>> BEGIN

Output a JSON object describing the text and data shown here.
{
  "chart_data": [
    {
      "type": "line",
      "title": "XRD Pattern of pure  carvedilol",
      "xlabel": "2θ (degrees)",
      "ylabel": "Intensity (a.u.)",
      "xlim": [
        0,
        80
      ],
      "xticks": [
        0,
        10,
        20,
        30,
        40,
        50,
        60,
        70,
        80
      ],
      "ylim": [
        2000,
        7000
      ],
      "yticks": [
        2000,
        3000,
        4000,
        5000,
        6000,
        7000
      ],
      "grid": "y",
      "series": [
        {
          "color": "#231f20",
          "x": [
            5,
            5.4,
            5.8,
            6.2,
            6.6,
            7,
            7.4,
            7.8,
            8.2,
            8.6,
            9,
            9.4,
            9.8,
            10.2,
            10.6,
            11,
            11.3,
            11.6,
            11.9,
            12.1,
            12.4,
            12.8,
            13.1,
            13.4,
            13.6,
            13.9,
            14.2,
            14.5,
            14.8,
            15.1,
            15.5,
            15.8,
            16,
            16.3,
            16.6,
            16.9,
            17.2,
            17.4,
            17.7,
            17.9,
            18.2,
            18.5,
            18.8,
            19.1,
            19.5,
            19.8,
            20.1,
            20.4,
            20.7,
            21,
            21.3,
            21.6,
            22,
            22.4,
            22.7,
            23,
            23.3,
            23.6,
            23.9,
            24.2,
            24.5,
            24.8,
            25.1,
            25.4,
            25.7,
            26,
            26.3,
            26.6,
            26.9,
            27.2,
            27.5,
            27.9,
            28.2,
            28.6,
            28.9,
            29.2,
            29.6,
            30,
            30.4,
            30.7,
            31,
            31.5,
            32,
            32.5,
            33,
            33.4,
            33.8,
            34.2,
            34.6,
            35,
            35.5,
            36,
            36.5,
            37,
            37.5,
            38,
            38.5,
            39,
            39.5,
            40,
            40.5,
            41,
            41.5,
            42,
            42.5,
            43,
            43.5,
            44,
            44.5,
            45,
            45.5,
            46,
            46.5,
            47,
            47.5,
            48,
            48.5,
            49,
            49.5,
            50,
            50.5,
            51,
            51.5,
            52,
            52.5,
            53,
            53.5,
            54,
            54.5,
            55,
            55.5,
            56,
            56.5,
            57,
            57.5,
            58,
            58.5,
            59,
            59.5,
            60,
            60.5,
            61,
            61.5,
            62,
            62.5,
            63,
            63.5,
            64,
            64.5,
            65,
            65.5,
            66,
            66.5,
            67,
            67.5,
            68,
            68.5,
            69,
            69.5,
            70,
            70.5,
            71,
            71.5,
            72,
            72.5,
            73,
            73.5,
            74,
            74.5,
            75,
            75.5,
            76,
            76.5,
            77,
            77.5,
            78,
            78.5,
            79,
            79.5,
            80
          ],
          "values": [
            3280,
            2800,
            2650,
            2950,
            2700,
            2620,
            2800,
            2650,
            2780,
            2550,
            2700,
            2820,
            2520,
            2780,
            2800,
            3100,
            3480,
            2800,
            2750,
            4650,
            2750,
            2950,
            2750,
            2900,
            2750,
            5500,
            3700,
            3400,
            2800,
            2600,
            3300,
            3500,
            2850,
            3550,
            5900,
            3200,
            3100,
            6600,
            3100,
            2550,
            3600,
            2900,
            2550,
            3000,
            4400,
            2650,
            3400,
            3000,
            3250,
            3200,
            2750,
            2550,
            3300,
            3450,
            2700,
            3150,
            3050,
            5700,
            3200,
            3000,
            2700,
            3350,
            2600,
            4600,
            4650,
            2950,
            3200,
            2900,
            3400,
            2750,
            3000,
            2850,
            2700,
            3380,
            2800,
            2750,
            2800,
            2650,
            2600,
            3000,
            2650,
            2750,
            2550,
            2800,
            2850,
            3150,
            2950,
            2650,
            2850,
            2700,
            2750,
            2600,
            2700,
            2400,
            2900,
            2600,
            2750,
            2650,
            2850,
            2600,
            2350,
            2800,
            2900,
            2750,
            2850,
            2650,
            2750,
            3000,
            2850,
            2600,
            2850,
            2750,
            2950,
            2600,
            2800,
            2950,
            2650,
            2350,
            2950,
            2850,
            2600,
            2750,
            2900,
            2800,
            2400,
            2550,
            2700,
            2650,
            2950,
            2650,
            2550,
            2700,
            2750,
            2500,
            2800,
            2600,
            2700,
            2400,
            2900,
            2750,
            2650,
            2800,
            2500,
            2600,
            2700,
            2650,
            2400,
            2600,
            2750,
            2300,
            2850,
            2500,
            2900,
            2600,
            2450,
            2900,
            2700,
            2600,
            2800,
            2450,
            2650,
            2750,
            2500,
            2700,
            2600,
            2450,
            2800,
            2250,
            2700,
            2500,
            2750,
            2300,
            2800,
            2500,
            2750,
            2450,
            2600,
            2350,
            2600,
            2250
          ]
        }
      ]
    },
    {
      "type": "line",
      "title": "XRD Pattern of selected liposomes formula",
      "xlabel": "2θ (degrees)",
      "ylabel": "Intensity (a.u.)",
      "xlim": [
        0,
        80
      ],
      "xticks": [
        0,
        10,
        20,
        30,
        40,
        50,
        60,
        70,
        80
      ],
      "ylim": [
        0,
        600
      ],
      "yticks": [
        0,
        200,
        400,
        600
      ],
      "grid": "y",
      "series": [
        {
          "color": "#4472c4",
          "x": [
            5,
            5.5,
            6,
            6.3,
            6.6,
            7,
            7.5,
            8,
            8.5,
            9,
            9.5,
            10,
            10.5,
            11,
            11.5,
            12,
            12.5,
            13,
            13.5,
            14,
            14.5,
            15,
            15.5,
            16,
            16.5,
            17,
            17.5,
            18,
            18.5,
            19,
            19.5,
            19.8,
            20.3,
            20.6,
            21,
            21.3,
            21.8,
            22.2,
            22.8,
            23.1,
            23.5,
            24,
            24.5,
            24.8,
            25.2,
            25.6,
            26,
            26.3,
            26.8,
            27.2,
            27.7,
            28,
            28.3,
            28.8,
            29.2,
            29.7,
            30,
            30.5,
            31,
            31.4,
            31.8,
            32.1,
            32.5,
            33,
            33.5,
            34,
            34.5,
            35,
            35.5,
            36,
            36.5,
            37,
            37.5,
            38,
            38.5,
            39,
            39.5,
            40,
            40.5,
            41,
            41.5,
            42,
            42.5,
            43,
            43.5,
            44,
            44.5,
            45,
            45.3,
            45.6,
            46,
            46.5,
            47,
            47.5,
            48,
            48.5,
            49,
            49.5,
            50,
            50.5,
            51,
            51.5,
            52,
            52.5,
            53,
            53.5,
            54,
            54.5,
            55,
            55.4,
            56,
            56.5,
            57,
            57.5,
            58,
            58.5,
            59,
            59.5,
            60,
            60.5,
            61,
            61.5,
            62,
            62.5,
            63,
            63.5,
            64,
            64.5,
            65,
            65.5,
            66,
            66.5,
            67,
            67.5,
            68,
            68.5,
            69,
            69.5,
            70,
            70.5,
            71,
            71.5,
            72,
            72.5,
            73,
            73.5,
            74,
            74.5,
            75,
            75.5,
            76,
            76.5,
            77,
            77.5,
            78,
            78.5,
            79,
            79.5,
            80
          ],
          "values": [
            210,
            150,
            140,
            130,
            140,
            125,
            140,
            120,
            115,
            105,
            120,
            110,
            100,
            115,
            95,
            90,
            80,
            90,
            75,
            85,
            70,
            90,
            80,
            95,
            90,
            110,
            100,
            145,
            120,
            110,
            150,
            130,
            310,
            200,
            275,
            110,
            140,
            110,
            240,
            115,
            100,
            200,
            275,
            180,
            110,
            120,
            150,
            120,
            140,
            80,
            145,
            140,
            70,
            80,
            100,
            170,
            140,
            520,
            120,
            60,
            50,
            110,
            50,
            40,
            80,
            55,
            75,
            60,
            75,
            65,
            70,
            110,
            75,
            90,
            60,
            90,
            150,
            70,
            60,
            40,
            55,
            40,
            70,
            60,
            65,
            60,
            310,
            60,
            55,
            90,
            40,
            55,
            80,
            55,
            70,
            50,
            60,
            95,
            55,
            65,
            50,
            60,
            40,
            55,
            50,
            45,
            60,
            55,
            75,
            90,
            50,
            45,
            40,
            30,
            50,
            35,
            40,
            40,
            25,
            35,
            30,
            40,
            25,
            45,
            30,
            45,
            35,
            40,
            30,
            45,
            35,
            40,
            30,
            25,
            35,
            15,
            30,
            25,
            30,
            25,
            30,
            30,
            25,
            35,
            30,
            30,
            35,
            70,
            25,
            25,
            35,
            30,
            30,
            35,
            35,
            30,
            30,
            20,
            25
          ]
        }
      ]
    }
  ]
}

>> END

• **Requirement**:
Extract from the data every line where "Pattern" shows up.

• **Output for this task**:
      "title": "XRD Pattern of pure  carvedilol",
      "title": "XRD Pattern of selected liposomes formula",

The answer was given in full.